-- Aim --
Will you give the material below again, every line exactly as it is?
═══ Extracted data
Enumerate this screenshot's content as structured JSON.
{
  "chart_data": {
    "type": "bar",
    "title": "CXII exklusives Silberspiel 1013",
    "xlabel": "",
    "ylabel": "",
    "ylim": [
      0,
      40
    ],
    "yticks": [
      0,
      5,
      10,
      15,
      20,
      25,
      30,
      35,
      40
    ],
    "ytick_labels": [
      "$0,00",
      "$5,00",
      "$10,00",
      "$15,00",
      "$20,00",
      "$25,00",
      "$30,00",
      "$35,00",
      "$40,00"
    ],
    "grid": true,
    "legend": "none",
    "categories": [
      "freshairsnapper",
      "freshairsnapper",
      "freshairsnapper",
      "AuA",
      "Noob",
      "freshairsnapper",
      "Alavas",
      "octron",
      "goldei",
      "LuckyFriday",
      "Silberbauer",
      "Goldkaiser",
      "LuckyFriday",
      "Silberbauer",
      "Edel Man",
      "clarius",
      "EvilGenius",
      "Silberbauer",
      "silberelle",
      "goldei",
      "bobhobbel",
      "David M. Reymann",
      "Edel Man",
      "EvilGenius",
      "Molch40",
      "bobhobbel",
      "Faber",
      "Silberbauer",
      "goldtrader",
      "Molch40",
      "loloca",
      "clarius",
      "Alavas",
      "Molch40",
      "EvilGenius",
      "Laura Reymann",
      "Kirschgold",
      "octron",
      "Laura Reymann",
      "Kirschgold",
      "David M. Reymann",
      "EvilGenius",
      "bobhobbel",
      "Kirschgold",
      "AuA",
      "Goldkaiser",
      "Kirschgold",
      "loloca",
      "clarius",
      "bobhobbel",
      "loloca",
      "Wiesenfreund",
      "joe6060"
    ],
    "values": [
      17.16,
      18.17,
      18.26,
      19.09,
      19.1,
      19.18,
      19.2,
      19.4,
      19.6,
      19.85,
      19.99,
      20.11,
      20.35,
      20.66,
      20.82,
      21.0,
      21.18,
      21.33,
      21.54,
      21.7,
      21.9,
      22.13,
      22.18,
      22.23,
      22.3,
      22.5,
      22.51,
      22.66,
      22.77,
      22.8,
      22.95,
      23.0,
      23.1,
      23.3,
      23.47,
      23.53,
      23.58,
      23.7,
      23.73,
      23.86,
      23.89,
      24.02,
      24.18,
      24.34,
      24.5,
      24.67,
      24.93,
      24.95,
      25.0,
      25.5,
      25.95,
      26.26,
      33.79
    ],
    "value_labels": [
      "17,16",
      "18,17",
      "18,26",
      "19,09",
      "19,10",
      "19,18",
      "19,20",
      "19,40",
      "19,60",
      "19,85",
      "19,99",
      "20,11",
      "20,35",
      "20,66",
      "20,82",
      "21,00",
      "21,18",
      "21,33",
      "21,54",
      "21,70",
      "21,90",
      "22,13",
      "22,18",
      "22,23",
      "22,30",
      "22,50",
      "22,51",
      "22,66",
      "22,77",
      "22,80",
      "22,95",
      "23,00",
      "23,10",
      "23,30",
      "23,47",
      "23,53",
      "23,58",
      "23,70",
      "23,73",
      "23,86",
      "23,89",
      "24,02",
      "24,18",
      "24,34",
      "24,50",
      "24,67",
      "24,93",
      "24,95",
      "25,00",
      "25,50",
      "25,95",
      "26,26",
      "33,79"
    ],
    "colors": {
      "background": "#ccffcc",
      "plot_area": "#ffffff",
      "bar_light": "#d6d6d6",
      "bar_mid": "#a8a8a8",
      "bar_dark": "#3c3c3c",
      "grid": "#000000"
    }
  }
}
══════
-- Task response --
Enumerate this screenshot's content as structured JSON.
{
  "chart_data": {
    "type": "bar",
    "title": "CXII exklusives Silberspiel 1013",
    "xlabel": "",
    "ylabel": "",
    "ylim": [
      0,
      40
    ],
    "yticks": [
      0,
      5,
      10,
      15,
      20,
      25,
      30,
      35,
      40
    ],
    "ytick_labels": [
      "$0,00",
      "$5,00",
      "$10,00",
      "$15,00",
      "$20,00",
      "$25,00",
      "$30,00",
      "$35,00",
      "$40,00"
    ],
    "grid": true,
    "legend": "none",
    "categories": [
      "freshairsnapper",
      "freshairsnapper",
      "freshairsnapper",
      "AuA",
      "Noob",
      "freshairsnapper",
      "Alavas",
      "octron",
      "goldei",
      "LuckyFriday",
      "Silberbauer",
      "Goldkaiser",
      "LuckyFriday",
      "Silberbauer",
      "Edel Man",
      "clarius",
      "EvilGenius",
      "Silberbauer",
      "silberelle",
      "goldei",
      "bobhobbel",
      "David M. Reymann",
      "Edel Man",
      "EvilGenius",
      "Molch40",
      "bobhobbel",
      "Faber",
      "Silberbauer",
      "goldtrader",
      "Molch40",
      "loloca",
      "clarius",
      "Alavas",
      "Molch40",
      "EvilGenius",
      "Laura Reymann",
      "Kirschgold",
      "octron",
      "Laura Reymann",
      "Kirschgold",
      "David M. Reymann",
      "EvilGenius",
      "bobhobbel",
      "Kirschgold",
      "AuA",
      "Goldkaiser",
      "Kirschgold",
      "loloca",
      "clarius",
      "bobhobbel",
      "loloca",
      "Wiesenfreund",
      "joe6060"
    ],
    "values": [
      17.16,
      18.17,
      18.26,
      19.09,
      19.1,
      19.18,
      19.2,
      19.4,
      19.6,
      19.85,
      19.99,
      20.11,
      20.35,
      20.66,
      20.82,
      21.0,
      21.18,
      21.33,
      21.54,
      21.7,
      21.9,
      22.13,
      22.18,
      22.23,
      22.3,
      22.5,
      22.51,
      22.66,
      22.77,
      22.8,
      22.95,
      23.0,
      23.1,
      23.3,
      23.47,
      23.53,
      23.58,
      23.7,
      23.73,
      23.86,
      23.89,
      24.02,
      24.18,
      24.34,
      24.5,
      24.67,
      24.93,
      24.95,
      25.0,
      25.5,
      25.95,
      26.26,
      33.79
    ],
    "value_labels": [
      "17,16",
      "18,17",
      "18,26",
      "19,09",
      "19,10",
      "19,18",
      "19,20",
      "19,40",
      "19,60",
      "19,85",
      "19,99",
      "20,11",
      "20,35",
      "20,66",
      "20,82",
      "21,00",
      "21,18",
      "21,33",
      "21,54",
      "21,70",
      "21,90",
      "22,13",
      "22,18",
      "22,23",
      "22,30",
      "22,50",
      "22,51",
      "22,66",
      "22,77",
      "22,80",
      "22,95",
      "23,00",
      "23,10",
      "23,30",
      "23,47",
      "23,53",
      "23,58",
      "23,70",
      "23,73",
      "23,86",
      "23,89",
      "24,02",
      "24,18",
      "24,34",
      "24,50",
      "24,67",
      "24,93",
      "24,95",
      "25,00",
      "25,50",
      "25,95",
      "26,26",
      "33,79"
    ],
    "colors": {
      "background": "#ccffcc",
      "plot_area": "#ffffff",
      "bar_light": "#d6d6d6",
      "bar_mid": "#a8a8a8",
      "bar_dark": "#3c3c3c",
      "grid": "#000000"
    }
  }
}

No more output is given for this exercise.